GIVEN TASK: Please print all of the material below, word for word.
***** RECORDS FOR THE EXERCISE *****
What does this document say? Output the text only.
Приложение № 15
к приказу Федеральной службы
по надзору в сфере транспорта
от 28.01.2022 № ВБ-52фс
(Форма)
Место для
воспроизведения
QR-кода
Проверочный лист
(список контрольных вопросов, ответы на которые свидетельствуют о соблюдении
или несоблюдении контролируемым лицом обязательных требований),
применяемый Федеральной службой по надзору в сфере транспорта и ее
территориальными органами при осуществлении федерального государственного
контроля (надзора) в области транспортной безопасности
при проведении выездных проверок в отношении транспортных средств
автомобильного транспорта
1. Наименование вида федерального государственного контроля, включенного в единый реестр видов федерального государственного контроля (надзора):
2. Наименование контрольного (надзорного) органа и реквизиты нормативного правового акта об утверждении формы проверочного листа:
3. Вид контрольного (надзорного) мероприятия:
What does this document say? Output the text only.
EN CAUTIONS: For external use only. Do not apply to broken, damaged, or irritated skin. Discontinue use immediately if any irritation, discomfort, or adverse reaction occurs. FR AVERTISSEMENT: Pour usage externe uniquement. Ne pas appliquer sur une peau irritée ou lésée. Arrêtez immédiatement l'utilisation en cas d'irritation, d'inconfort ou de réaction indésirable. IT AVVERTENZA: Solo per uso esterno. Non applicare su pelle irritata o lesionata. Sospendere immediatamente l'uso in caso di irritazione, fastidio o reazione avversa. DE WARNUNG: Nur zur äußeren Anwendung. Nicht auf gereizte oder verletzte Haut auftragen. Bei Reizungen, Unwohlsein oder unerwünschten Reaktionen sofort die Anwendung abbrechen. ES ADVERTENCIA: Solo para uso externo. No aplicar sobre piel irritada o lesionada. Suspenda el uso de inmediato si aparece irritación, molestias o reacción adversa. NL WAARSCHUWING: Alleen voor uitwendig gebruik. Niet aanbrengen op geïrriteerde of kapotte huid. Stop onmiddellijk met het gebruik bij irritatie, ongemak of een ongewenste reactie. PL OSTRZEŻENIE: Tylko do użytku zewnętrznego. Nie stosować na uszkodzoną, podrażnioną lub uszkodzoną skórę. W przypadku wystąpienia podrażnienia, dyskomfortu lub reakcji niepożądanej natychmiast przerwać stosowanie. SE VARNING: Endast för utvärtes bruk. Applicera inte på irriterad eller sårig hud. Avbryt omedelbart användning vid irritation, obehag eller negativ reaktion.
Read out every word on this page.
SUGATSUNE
*****
EXERCISE OUTPUT:
What does this document say? Output the text only.
Приложение № 15
к приказу Федеральной службы
по надзору в сфере транспорта
от 28.01.2022 № ВБ-52фс
(Форма)
Место для
воспроизведения
QR-кода
Проверочный лист
(список контрольных вопросов, ответы на которые свидетельствуют о соблюдении
или несоблюдении контролируемым лицом обязательных требований),
применяемый Федеральной службой по надзору в сфере транспорта и ее
территориальными органами при осуществлении федерального государственного
контроля (надзора) в области транспортной безопасности
при проведении выездных проверок в отношении транспортных средств
автомобильного транспорта
1. Наименование вида федерального государственного контроля, включенного в единый реестр видов федерального государственного контроля (надзора):
2. Наименование контрольного (надзорного) органа и реквизиты нормативного правового акта об утверждении формы проверочного листа:
3. Вид контрольного (надзорного) мероприятия:
What does this document say? Output the text only.
EN CAUTIONS: For external use only. Do not apply to broken, damaged, or irritated skin. Discontinue use immediately if any irritation, discomfort, or adverse reaction occurs. FR AVERTISSEMENT: Pour usage externe uniquement. Ne pas appliquer sur une peau irritée ou lésée. Arrêtez immédiatement l'utilisation en cas d'irritation, d'inconfort ou de réaction indésirable. IT AVVERTENZA: Solo per uso esterno. Non applicare su pelle irritata o lesionata. Sospendere immediatamente l'uso in caso di irritazione, fastidio o reazione avversa. DE WARNUNG: Nur zur äußeren Anwendung. Nicht auf gereizte oder verletzte Haut auftragen. Bei Reizungen, Unwohlsein oder unerwünschten Reaktionen sofort die Anwendung abbrechen. ES ADVERTENCIA: Solo para uso externo. No aplicar sobre piel irritada o lesionada. Suspenda el uso de inmediato si aparece irritación, molestias o reacción adversa. NL WAARSCHUWING: Alleen voor uitwendig gebruik. Niet aanbrengen op geïrriteerde of kapotte huid. Stop onmiddellijk met het gebruik bij irritatie, ongemak of een ongewenste reactie. PL OSTRZEŻENIE: Tylko do użytku zewnętrznego. Nie stosować na uszkodzoną, podrażnioną lub uszkodzoną skórę. W przypadku wystąpienia podrażnienia, dyskomfortu lub reakcji niepożądanej natychmiast przerwać stosowanie. SE VARNING: Endast för utvärtes bruk. Applicera inte på irriterad eller sårig hud. Avbryt omedelbart användning vid irritation, obehag eller negativ reaktion.
Read out every word on this page.
SUGATSUNE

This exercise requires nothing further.